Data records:

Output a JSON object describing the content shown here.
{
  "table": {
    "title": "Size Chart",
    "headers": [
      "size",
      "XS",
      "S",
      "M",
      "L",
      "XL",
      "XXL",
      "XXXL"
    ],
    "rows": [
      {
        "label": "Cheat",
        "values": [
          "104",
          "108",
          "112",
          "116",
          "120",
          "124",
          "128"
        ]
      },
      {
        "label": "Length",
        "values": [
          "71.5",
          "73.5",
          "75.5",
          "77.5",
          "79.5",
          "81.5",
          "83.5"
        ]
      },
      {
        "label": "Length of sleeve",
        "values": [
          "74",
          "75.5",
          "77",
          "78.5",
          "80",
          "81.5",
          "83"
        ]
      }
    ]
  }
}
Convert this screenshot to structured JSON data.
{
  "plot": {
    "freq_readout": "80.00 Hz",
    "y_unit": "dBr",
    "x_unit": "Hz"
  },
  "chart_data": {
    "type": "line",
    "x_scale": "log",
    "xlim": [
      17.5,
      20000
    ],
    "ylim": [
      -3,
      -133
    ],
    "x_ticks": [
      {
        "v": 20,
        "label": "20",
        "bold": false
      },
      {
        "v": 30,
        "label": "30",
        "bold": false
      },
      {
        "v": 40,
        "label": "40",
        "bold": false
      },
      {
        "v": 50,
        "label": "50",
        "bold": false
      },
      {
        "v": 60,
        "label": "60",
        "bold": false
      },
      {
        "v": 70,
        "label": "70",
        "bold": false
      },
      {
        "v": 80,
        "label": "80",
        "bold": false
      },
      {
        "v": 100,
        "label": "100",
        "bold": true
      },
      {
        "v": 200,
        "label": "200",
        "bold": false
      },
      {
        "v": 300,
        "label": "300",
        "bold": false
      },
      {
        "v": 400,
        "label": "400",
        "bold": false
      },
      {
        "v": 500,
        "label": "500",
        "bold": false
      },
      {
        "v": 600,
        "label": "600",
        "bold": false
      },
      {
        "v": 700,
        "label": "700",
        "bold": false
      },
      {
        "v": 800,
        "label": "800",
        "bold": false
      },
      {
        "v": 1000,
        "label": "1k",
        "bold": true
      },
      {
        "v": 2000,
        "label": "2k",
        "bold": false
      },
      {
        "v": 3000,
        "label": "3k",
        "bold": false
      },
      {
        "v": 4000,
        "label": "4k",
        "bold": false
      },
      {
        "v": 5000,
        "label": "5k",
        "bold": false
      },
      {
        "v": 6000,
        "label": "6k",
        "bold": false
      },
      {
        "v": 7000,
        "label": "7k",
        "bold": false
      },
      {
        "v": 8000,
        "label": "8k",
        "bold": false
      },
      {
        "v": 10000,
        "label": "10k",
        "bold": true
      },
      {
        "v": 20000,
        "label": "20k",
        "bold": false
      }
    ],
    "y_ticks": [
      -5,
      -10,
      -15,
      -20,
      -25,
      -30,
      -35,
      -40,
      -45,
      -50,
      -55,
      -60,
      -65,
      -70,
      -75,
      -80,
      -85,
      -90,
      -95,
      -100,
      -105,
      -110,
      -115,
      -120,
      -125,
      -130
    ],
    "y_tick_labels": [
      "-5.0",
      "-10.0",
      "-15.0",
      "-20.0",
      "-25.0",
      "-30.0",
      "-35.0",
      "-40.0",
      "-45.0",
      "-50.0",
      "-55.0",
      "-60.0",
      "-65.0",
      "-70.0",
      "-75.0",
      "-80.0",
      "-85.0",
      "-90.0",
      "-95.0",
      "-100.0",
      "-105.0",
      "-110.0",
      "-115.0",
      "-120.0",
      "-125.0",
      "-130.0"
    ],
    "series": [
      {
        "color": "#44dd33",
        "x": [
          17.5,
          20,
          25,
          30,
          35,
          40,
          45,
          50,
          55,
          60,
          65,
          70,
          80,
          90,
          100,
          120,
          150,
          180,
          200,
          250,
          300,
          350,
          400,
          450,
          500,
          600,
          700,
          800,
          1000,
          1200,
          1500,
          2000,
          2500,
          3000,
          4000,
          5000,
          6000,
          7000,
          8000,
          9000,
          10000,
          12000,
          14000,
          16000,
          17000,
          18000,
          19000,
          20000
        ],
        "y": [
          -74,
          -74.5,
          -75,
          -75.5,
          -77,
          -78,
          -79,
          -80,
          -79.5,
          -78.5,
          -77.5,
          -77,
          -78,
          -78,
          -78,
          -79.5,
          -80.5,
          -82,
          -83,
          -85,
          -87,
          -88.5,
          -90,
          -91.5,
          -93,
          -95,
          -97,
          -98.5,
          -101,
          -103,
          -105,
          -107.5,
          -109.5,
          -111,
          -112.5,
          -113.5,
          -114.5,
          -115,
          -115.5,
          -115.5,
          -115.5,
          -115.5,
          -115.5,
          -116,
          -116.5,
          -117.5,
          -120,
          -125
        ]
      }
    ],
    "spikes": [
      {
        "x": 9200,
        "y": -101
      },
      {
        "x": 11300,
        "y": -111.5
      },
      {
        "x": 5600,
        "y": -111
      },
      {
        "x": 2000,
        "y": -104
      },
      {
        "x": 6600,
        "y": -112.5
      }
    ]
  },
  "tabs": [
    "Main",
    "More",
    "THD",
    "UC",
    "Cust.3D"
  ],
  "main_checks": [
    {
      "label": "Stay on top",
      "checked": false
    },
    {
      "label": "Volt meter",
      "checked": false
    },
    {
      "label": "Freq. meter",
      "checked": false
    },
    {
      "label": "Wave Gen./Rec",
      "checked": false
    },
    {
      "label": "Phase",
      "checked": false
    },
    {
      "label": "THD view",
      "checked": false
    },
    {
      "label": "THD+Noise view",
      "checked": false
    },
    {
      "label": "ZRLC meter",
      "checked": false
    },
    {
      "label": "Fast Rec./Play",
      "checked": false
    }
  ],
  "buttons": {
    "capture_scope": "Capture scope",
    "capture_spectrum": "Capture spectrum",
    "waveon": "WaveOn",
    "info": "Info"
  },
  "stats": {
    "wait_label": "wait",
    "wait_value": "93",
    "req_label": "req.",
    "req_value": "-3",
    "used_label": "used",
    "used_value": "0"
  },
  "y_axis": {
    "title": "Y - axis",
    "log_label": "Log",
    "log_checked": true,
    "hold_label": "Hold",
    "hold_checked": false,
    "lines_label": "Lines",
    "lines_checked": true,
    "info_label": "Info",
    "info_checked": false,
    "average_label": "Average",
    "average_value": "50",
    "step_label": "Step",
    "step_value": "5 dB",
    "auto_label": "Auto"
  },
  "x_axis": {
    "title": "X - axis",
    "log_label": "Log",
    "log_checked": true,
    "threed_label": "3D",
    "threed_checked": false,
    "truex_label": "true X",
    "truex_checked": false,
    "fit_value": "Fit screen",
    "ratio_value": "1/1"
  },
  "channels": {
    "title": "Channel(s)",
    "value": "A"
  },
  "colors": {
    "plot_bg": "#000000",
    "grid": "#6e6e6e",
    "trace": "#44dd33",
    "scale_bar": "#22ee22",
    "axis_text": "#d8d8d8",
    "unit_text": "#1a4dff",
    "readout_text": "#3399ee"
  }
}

### Stated exercise
Write out each line of the data above again, exactly as given.

### Solution
Output a JSON object describing the content shown here.
{
  "table": {
    "title": "Size Chart",
    "headers": [
      "size",
      "XS",
      "S",
      "M",
      "L",
      "XL",
      "XXL",
      "XXXL"
    ],
    "rows": [
      {
        "label": "Cheat",
        "values": [
          "104",
          "108",
          "112",
          "116",
          "120",
          "124",
          "128"
        ]
      },
      {
        "label": "Length",
        "values": [
          "71.5",
          "73.5",
          "75.5",
          "77.5",
          "79.5",
          "81.5",
          "83.5"
        ]
      },
      {
        "label": "Length of sleeve",
        "values": [
          "74",
          "75.5",
          "77",
          "78.5",
          "80",
          "81.5",
          "83"
        ]
      }
    ]
  }
}
Convert this screenshot to structured JSON data.
{
  "plot": {
    "freq_readout": "80.00 Hz",
    "y_unit": "dBr",
    "x_unit": "Hz"
  },
  "chart_data": {
    "type": "line",
    "x_scale": "log",
    "xlim": [
      17.5,
      20000
    ],
    "ylim": [
      -3,
      -133
    ],
    "x_ticks": [
      {
        "v": 20,
        "label": "20",
        "bold": false
      },
      {
        "v": 30,
        "label": "30",
        "bold": false
      },
      {
        "v": 40,
        "label": "40",
        "bold": false
      },
      {
        "v": 50,
        "label": "50",
        "bold": false
      },
      {
        "v": 60,
        "label": "60",
        "bold": false
      },
      {
        "v": 70,
        "label": "70",
        "bold": false
      },
      {
        "v": 80,
        "label": "80",
        "bold": false
      },
      {
        "v": 100,
        "label": "100",
        "bold": true
      },
      {
        "v": 200,
        "label": "200",
        "bold": false
      },
      {
        "v": 300,
        "label": "300",
        "bold": false
      },
      {
        "v": 400,
        "label": "400",
        "bold": false
      },
      {
        "v": 500,
        "label": "500",
        "bold": false
      },
      {
        "v": 600,
        "label": "600",
        "bold": false
      },
      {
        "v": 700,
        "label": "700",
        "bold": false
      },
      {
        "v": 800,
        "label": "800",
        "bold": false
      },
      {
        "v": 1000,
        "label": "1k",
        "bold": true
      },
      {
        "v": 2000,
        "label": "2k",
        "bold": false
      },
      {
        "v": 3000,
        "label": "3k",
        "bold": false
      },
      {
        "v": 4000,
        "label": "4k",
        "bold": false
      },
      {
        "v": 5000,
        "label": "5k",
        "bold": false
      },
      {
        "v": 6000,
        "label": "6k",
        "bold": false
      },
      {
        "v": 7000,
        "label": "7k",
        "bold": false
      },
      {
        "v": 8000,
        "label": "8k",
        "bold": false
      },
      {
        "v": 10000,
        "label": "10k",
        "bold": true
      },
      {
        "v": 20000,
        "label": "20k",
        "bold": false
      }
    ],
    "y_ticks": [
      -5,
      -10,
      -15,
      -20,
      -25,
      -30,
      -35,
      -40,
      -45,
      -50,
      -55,
      -60,
      -65,
      -70,
      -75,
      -80,
      -85,
      -90,
      -95,
      -100,
      -105,
      -110,
      -115,
      -120,
      -125,
      -130
    ],
    "y_tick_labels": [
      "-5.0",
      "-10.0",
      "-15.0",
      "-20.0",
      "-25.0",
      "-30.0",
      "-35.0",
      "-40.0",
      "-45.0",
      "-50.0",
      "-55.0",
      "-60.0",
      "-65.0",
      "-70.0",
      "-75.0",
      "-80.0",
      "-85.0",
      "-90.0",
      "-95.0",
      "-100.0",
      "-105.0",
      "-110.0",
      "-115.0",
      "-120.0",
      "-125.0",
      "-130.0"
    ],
    "series": [
      {
        "color": "#44dd33",
        "x": [
          17.5,
          20,
          25,
          30,
          35,
          40,
          45,
          50,
          55,
          60,
          65,
          70,
          80,
          90,
          100,
          120,
          150,
          180,
          200,
          250,
          300,
          350,
          400,
          450,
          500,
          600,
          700,
          800,
          1000,
          1200,
          1500,
          2000,
          2500,
          3000,
          4000,
          5000,
          6000,
          7000,
          8000,
          9000,
          10000,
          12000,
          14000,
          16000,
          17000,
          18000,
          19000,
          20000
        ],
        "y": [
          -74,
          -74.5,
          -75,
          -75.5,
          -77,
          -78,
          -79,
          -80,
          -79.5,
          -78.5,
          -77.5,
          -77,
          -78,
          -78,
          -78,
          -79.5,
          -80.5,
          -82,
          -83,
          -85,
          -87,
          -88.5,
          -90,
          -91.5,
          -93,
          -95,
          -97,
          -98.5,
          -101,
          -103,
          -105,
          -107.5,
          -109.5,
          -111,
          -112.5,
          -113.5,
          -114.5,
          -115,
          -115.5,
          -115.5,
          -115.5,
          -115.5,
          -115.5,
          -116,
          -116.5,
          -117.5,
          -120,
          -125
        ]
      }
    ],
    "spikes": [
      {
        "x": 9200,
        "y": -101
      },
      {
        "x": 11300,
        "y": -111.5
      },
      {
        "x": 5600,
        "y": -111
      },
      {
        "x": 2000,
        "y": -104
      },
      {
        "x": 6600,
        "y": -112.5
      }
    ]
  },
  "tabs": [
    "Main",
    "More",
    "THD",
    "UC",
    "Cust.3D"
  ],
  "main_checks": [
    {
      "label": "Stay on top",
      "checked": false
    },
    {
      "label": "Volt meter",
      "checked": false
    },
    {
      "label": "Freq. meter",
      "checked": false
    },
    {
      "label": "Wave Gen./Rec",
      "checked": false
    },
    {
      "label": "Phase",
      "checked": false
    },
    {
      "label": "THD view",
      "checked": false
    },
    {
      "label": "THD+Noise view",
      "checked": false
    },
    {
      "label": "ZRLC meter",
      "checked": false
    },
    {
      "label": "Fast Rec./Play",
      "checked": false
    }
  ],
  "buttons": {
    "capture_scope": "Capture scope",
    "capture_spectrum": "Capture spectrum",
    "waveon": "WaveOn",
    "info": "Info"
  },
  "stats": {
    "wait_label": "wait",
    "wait_value": "93",
    "req_label": "req.",
    "req_value": "-3",
    "used_label": "used",
    "used_value": "0"
  },
  "y_axis": {
    "title": "Y - axis",
    "log_label": "Log",
    "log_checked": true,
    "hold_label": "Hold",
    "hold_checked": false,
    "lines_label": "Lines",
    "lines_checked": true,
    "info_label": "Info",
    "info_checked": false,
    "average_label": "Average",
    "average_value": "50",
    "step_label": "Step",
    "step_value": "5 dB",
    "auto_label": "Auto"
  },
  "x_axis": {
    "title": "X - axis",
    "log_label": "Log",
    "log_checked": true,
    "threed_label": "3D",
    "threed_checked": false,
    "truex_label": "true X",
    "truex_checked": false,
    "fit_value": "Fit screen",
    "ratio_value": "1/1"
  },
  "channels": {
    "title": "Channel(s)",
    "value": "A"
  },
  "colors": {
    "plot_bg": "#000000",
    "grid": "#6e6e6e",
    "trace": "#44dd33",
    "scale_bar": "#22ee22",
    "axis_text": "#d8d8d8",
    "unit_text": "#1a4dff",
    "readout_text": "#3399ee"
  }
}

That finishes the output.